EXERCISES:
1. Using the GE Power India board page below, say whether each statement agrees with it, answering yes or no and quoting the words that decide it.
(a) Craig's degree is from Leeds University.
(b) Craig's current role covers Steam Power New Build projects in India.
(c) Before his current role, Puneet led the India Services Operations team.
2. Answer these questions from the GE Power India board page below.
(a) Who is named as Non Executive Chairman?
(b) How many years of leadership experience in the steam power industry does Craig bring?
(c) Which manufacturing site falls within the growth areas Puneet leads?
3. Continue the GE Power India board page below from the point where it stops.

TEXT BLOCK:

++++++++++++++++++++

Board Composition & Meetings
GE Power India Limited
Board Structure
& Policies
Board Composition
Non Executive Chairman
Mr. Craig Martin Richards.
Craig currently serves as the Major Projects Leader for Steam Power globally. He brings 25+ years of leadership experience in the steam power industry with experience of Manufacturing, EPC Projects, Boilers and Service businesses as well as change management and transformation leadership.
In his current role, Craig leads the execution of the Steam Power New Build projects portfolio globally (excluding India) involving Turbine Island, Boiler, Synchronous Condenser and Emission Controls Projects.
He has a successful track record of driving focus and operational rigor in a transparent and collaborative manner while empowering and holding teams accountable. Craig’s experience within the Steam business includes global roles serving as the India New Build Leader, EPC Project CFO, Boiler CFO and the Strategic Projects leader.
Craig holds a degree in International Business & Finance from Leeds University, United Kingdom.
Managing Director
Mr. Puneet Bhatla
Puneet is currently leading the Steam Power India Growth Areas (core and upgrade Service, Air Quality Control equipment and Durgapur manufacturing) for Steam Power India business. In this role, Puneet is responsible for developing and driving the business profitability in the region, executing the operational business plan, owning the lifecycle customer experience from order to execution and people leadership. Prior to his current role, Puneet was leading the India Services Operations team as Executive Leader at GE Steam Power.

++++++++++++++++++++

ROWS:
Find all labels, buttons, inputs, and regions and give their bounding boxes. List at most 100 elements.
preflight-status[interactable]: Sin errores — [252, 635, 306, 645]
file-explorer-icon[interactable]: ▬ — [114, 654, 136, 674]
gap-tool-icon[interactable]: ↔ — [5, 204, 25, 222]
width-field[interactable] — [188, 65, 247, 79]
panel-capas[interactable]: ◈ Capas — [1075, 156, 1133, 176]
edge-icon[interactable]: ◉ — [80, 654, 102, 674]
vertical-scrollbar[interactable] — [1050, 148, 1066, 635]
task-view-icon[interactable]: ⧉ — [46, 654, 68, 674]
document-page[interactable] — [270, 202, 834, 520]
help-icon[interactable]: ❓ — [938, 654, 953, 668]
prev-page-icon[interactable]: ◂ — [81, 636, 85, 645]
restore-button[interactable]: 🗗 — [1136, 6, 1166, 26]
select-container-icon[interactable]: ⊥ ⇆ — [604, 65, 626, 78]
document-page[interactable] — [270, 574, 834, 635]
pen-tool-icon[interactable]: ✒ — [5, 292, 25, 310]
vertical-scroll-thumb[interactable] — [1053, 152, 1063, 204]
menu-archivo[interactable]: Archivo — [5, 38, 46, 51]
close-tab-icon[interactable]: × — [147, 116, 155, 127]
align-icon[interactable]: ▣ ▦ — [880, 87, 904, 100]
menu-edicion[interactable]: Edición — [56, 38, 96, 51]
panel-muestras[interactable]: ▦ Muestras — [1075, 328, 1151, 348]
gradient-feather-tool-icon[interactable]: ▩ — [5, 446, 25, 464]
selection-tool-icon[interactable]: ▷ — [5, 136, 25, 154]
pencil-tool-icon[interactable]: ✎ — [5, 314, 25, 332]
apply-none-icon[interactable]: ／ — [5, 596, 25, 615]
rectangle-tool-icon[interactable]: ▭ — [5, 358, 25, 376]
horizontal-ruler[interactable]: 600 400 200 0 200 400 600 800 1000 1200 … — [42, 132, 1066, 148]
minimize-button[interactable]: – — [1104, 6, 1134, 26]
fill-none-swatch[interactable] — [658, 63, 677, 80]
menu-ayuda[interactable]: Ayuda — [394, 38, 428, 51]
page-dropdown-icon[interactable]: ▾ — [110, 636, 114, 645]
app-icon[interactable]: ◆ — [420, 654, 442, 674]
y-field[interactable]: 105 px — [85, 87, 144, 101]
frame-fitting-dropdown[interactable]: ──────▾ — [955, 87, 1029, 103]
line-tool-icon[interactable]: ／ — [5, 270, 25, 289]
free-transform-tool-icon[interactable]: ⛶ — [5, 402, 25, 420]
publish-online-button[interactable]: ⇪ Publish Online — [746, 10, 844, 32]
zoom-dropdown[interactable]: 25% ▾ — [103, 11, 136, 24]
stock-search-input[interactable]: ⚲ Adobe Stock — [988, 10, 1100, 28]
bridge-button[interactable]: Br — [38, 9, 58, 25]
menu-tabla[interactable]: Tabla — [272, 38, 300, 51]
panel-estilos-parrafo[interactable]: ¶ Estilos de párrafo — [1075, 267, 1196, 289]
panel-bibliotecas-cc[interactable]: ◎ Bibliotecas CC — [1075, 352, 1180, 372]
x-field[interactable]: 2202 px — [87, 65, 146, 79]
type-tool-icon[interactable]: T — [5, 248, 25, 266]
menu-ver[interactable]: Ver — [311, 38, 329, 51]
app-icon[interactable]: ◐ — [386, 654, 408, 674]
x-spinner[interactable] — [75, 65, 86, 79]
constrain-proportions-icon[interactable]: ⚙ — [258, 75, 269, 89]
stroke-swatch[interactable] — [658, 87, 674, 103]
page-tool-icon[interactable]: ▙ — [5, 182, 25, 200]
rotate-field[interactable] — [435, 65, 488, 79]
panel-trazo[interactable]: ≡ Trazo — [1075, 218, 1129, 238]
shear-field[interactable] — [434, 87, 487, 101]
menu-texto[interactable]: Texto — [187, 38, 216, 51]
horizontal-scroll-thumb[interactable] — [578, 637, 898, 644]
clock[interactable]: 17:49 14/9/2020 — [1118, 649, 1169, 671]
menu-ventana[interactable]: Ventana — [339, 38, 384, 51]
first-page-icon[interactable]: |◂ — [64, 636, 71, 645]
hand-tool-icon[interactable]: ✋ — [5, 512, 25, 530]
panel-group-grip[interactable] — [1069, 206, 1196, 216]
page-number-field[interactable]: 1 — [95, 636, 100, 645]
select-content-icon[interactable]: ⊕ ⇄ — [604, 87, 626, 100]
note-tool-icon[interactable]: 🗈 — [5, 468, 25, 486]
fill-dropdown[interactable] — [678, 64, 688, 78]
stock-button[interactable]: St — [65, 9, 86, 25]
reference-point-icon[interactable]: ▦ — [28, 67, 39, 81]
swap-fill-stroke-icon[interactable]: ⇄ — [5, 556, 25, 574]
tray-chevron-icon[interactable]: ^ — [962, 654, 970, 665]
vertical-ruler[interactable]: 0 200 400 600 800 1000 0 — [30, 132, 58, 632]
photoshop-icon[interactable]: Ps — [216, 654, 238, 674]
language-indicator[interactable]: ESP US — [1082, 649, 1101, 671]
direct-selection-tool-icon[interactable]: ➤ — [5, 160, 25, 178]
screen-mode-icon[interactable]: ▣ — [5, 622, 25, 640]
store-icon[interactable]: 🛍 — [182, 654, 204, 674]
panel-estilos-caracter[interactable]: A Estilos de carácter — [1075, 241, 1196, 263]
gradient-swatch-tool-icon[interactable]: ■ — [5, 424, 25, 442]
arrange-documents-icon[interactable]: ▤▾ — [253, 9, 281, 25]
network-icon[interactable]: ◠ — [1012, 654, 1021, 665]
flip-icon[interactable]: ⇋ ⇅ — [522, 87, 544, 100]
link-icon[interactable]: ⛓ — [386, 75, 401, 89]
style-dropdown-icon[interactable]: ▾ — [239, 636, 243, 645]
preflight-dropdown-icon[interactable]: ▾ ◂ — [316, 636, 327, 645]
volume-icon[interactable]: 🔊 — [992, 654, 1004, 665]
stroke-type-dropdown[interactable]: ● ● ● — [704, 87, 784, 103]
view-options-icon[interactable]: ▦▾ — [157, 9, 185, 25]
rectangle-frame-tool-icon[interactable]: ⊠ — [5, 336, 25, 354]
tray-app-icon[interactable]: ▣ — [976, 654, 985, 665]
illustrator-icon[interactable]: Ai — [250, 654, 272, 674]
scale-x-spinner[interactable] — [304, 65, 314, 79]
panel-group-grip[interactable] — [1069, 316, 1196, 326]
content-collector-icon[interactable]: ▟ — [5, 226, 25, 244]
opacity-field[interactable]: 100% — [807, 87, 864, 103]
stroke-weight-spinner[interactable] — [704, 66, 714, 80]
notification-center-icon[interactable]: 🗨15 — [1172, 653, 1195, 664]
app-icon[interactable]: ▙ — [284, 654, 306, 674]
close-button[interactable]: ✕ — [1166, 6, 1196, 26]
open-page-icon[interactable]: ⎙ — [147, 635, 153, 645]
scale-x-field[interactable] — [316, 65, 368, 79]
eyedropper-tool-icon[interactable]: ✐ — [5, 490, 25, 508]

++++++++++++++++++++

WRITTEN RESPONSES:
1.
(a) Yes: "Craig holds a degree in International Business & Finance from Leeds University, United Kingdom."
(b) No: "the Steam Power New Build projects portfolio globally (excluding India)"
(c) Yes: "Prior to his current role, Puneet was leading the India Services Operations team as Executive Leader at GE Steam Power."

2.
(a) Mr. Craig Martin Richards
(b) 25+ years
(c) Durgapur

3.
Puneet has more than 35 years of extensive experience working with premier power sector companies including NTPC Limited, Bharat Heavy Electricals Limited and Siemens India Limited in engineering, product management, project execution, business management/development, JV negotiations, technical licensing management functions for Steam turbines, Nuclear Steam Turbines as well as Gas Turbines.
Whole-time Director & CFO
Mr. Aashish Ghai
Mr. Aashish Ghai is Head of Finance for Steam India Services, a position held since August 2020. He has been instrumental in driving YoY double digit core services growth and achieving profitability and free cash targets consecutively for previous three years.
Under his finance leadership, the business has efficiently managed investments in NPI and capital expenditure to foster growth.
Prior to current role, Mr. Ghai has held several key positions in domains of project controlling, strategic financial planning, supply chain finance, and commercial finance. Before joining GE, he was part of Ernst and Young for 2 years in Assurance service line.
Mr. Ghai is a Chartered Accountant, accredited by the Institute of Chartered Accountants of India (ICAI), where he distinguished himself as an All-India rank holder. Furthermore, he has a graduate degree in B.Com (Hons) from Hindu College, affiliated with Delhi University.
Non-Executive Independent Director
Ms. Shukla Wassan
Ms. Shukla Wassan is a Law graduate, Fellow Member of Institute of Company Secretaries of India & The Chartered Institute of Arbitrators, London and an internationally accredited Mediator.
During her rich and diverse corporate career of over thirty years, she has been part of the Corporate Management Team of multinational companies – Hindustan Coca-Cola Beverages Pvt Ltd, Xerox India Ltd, Reckitt Benckiser Ltd & Max New York Life Insurance Co. She has been also responsible for Corporate legal matters for The Coca-Cola Company’s subsidiaries in Nepal, Bangladesh & Sri Lanka and has been the Local Ethics Officer for over 15 years. Her wide-ranging experience includes Joint Venture, Acquisition & Refranchising, Merger, Strategic Alliances, Intellectual Property, Commercials & Manufacturing Operation, Competition Law, Arbitration, Corporate Governance, Environment & Sustainability and Corporate Social Responsibilities.
She is presently the Chairperson of two listed entities in Nepal and Independent Director in four entities in India. She has served on several Boards for more than a decade. She is a speaker in seminars and conference; domestic & international. She has been Committee Member of various industry forums including CII, FICCI, ASSOCHAM, Institute of Company Secretaries of India with leadership roles in community organization.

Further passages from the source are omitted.